WORK TO DO:
Check every line of the material below for the string "LEGATES", and return the ones that have it.

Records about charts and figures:
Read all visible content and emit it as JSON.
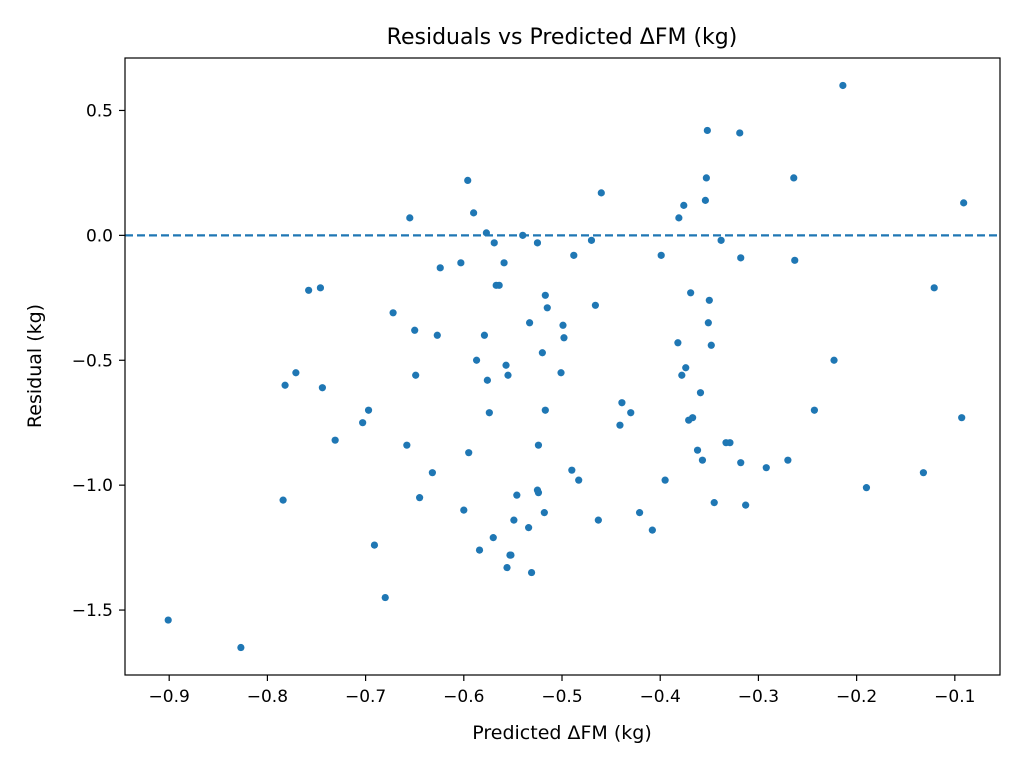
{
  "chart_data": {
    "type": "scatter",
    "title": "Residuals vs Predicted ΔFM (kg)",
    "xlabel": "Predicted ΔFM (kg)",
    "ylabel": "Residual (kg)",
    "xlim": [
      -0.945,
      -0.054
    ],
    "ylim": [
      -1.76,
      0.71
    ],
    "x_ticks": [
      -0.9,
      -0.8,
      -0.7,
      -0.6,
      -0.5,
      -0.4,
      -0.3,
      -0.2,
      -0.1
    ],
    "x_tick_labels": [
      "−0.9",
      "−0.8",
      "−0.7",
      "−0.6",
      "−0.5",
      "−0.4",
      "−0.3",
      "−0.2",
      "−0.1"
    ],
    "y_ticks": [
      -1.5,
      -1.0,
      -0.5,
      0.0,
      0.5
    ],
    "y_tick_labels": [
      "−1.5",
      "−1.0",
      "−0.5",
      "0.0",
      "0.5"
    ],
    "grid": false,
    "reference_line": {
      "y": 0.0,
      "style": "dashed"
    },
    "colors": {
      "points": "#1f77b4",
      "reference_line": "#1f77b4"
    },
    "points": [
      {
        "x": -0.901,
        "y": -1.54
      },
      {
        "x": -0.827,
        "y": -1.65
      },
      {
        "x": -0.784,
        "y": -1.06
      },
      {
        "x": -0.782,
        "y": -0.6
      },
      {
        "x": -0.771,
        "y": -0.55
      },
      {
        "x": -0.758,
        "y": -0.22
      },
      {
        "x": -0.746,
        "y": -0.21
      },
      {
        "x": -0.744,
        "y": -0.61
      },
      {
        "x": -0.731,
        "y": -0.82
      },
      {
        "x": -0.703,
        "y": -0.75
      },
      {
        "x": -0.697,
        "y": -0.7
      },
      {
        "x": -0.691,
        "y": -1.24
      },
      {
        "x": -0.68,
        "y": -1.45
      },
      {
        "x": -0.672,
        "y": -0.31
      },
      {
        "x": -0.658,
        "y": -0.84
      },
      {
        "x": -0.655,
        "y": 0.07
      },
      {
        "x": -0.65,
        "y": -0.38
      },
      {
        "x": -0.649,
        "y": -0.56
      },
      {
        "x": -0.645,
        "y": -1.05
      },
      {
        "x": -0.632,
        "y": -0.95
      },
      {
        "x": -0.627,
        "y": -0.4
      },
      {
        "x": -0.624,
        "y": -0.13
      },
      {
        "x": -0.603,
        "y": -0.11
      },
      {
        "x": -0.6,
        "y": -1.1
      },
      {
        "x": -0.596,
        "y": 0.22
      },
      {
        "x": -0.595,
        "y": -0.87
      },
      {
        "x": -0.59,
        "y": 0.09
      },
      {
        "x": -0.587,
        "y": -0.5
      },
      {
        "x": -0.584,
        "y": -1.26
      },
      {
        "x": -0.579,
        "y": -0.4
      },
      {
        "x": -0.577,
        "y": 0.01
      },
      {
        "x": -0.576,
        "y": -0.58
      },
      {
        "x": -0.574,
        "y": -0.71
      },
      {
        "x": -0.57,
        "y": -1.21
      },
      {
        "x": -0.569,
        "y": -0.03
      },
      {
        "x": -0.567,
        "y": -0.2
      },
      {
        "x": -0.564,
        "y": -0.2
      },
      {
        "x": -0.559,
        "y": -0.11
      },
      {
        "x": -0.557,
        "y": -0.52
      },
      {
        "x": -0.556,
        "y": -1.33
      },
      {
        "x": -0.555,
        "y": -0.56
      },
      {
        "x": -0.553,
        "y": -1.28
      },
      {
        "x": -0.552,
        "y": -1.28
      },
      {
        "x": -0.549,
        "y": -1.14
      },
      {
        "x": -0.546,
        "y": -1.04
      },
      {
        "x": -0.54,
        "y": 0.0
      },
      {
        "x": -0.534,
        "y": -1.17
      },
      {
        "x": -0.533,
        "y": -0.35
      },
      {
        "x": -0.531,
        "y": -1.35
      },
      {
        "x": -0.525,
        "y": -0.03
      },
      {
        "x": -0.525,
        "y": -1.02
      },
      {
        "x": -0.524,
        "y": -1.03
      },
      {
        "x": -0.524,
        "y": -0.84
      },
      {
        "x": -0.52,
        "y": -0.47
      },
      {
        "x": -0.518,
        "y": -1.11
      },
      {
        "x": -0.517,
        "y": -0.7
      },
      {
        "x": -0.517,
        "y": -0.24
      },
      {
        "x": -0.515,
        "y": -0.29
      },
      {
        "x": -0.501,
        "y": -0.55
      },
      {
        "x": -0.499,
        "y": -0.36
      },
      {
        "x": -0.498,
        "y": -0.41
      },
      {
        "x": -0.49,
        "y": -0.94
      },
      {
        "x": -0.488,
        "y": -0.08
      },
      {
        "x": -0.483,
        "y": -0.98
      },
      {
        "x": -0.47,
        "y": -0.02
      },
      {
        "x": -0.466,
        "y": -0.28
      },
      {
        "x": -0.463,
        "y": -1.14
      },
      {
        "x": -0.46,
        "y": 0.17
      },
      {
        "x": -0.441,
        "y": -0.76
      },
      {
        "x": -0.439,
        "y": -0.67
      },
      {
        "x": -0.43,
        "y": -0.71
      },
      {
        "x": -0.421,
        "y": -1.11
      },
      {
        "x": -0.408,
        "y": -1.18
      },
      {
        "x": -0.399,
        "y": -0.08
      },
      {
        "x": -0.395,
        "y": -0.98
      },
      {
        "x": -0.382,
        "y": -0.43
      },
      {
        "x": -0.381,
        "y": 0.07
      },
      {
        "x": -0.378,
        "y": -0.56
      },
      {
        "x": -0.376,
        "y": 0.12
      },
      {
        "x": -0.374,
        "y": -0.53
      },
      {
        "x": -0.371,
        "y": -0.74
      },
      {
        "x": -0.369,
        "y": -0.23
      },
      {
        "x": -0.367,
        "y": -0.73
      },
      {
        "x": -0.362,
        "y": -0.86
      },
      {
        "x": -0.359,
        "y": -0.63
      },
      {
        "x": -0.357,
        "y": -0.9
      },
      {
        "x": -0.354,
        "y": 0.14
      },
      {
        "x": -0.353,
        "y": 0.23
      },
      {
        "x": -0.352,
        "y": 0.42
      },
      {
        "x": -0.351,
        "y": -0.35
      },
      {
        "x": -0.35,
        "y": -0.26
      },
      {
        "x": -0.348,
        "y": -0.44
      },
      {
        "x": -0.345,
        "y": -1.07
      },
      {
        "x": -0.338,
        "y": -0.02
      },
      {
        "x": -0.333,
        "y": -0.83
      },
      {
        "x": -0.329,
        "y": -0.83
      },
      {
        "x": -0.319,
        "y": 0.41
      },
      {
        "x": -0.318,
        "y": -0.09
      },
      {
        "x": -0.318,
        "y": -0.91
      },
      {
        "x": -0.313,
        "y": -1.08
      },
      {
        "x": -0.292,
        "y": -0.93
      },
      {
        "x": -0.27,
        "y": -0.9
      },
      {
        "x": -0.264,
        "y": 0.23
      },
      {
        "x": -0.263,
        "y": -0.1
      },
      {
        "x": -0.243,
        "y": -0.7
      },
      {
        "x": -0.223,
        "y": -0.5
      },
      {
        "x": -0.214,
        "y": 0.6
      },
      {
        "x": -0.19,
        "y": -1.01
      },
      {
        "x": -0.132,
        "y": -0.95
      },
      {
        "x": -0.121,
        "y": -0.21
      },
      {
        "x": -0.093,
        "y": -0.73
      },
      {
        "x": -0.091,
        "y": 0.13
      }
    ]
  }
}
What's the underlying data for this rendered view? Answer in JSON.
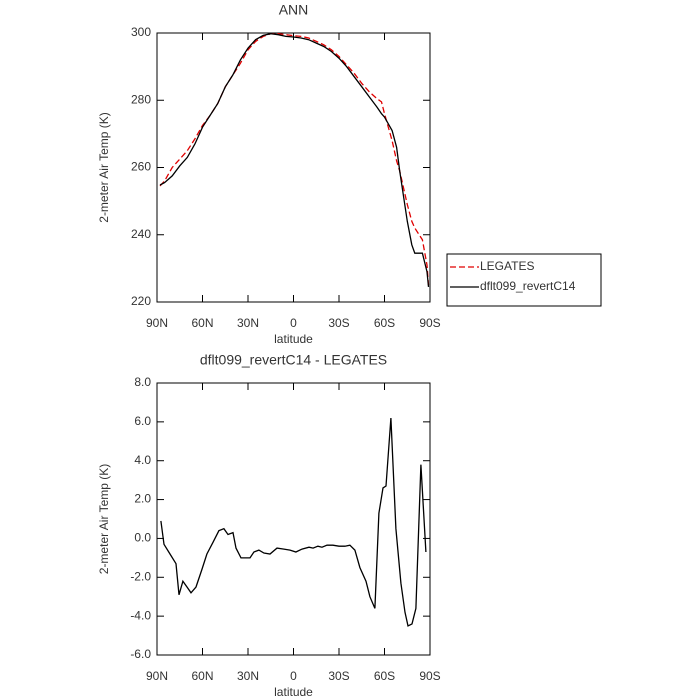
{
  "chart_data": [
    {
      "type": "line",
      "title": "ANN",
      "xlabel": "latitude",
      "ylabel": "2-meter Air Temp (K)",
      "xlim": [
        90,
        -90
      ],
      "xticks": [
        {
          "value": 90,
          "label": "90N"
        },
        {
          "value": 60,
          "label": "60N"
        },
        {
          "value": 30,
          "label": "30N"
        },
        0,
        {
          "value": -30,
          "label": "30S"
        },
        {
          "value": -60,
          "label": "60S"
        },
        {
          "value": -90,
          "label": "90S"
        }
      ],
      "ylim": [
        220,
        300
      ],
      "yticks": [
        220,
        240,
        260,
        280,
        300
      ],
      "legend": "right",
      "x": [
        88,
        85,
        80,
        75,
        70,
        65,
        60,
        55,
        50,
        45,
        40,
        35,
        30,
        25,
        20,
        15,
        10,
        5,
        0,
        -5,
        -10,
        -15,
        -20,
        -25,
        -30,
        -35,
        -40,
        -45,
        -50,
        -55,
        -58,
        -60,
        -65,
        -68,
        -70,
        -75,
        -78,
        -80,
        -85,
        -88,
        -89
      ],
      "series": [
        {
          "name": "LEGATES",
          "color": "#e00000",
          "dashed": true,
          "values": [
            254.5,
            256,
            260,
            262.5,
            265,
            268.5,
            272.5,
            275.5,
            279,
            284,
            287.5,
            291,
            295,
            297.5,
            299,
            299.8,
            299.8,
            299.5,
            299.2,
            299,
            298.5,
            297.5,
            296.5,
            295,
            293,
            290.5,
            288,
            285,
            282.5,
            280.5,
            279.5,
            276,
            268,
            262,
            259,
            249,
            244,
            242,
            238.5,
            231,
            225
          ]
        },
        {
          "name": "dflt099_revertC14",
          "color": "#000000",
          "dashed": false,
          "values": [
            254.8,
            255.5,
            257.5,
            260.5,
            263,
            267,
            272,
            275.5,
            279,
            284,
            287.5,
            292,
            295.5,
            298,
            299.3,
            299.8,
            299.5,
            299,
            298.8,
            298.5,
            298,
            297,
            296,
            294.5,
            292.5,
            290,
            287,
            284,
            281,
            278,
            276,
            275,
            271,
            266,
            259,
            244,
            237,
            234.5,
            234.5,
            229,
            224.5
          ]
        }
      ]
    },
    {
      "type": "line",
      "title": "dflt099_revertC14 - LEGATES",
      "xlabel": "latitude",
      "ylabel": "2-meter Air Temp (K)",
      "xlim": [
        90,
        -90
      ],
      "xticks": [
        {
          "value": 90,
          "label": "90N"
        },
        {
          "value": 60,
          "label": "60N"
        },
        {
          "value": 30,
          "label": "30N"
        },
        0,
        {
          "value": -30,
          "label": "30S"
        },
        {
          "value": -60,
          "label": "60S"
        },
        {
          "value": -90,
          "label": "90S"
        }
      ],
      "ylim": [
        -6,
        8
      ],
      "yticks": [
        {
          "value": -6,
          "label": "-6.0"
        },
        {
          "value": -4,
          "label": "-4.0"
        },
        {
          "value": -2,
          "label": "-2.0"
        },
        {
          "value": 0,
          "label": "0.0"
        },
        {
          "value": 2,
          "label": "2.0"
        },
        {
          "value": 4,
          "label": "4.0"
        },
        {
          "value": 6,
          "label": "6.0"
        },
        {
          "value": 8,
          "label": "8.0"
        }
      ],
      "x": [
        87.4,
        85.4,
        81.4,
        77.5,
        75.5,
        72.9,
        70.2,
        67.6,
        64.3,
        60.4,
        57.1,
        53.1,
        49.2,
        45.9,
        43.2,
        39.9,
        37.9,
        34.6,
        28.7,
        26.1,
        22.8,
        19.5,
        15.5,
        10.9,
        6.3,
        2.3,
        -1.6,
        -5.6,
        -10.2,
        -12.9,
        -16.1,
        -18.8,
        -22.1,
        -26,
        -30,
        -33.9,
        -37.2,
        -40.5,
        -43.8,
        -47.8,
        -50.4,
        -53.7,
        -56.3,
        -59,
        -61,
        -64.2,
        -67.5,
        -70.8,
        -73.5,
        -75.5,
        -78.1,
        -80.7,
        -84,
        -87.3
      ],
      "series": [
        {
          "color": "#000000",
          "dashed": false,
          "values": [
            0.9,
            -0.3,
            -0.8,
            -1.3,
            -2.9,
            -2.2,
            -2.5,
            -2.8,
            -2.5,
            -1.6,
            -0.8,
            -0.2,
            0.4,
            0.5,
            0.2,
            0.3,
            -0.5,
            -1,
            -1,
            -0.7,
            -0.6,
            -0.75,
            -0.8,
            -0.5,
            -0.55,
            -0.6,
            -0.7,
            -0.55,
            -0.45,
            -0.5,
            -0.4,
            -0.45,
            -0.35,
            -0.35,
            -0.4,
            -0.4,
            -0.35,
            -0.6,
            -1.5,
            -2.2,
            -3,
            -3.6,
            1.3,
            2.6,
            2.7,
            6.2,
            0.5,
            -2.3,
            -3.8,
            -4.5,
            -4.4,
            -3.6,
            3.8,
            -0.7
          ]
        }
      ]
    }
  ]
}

THE RESPONSE:
          "name": "LEGATES",
      "title": "dflt099_revertC14 - LEGATES",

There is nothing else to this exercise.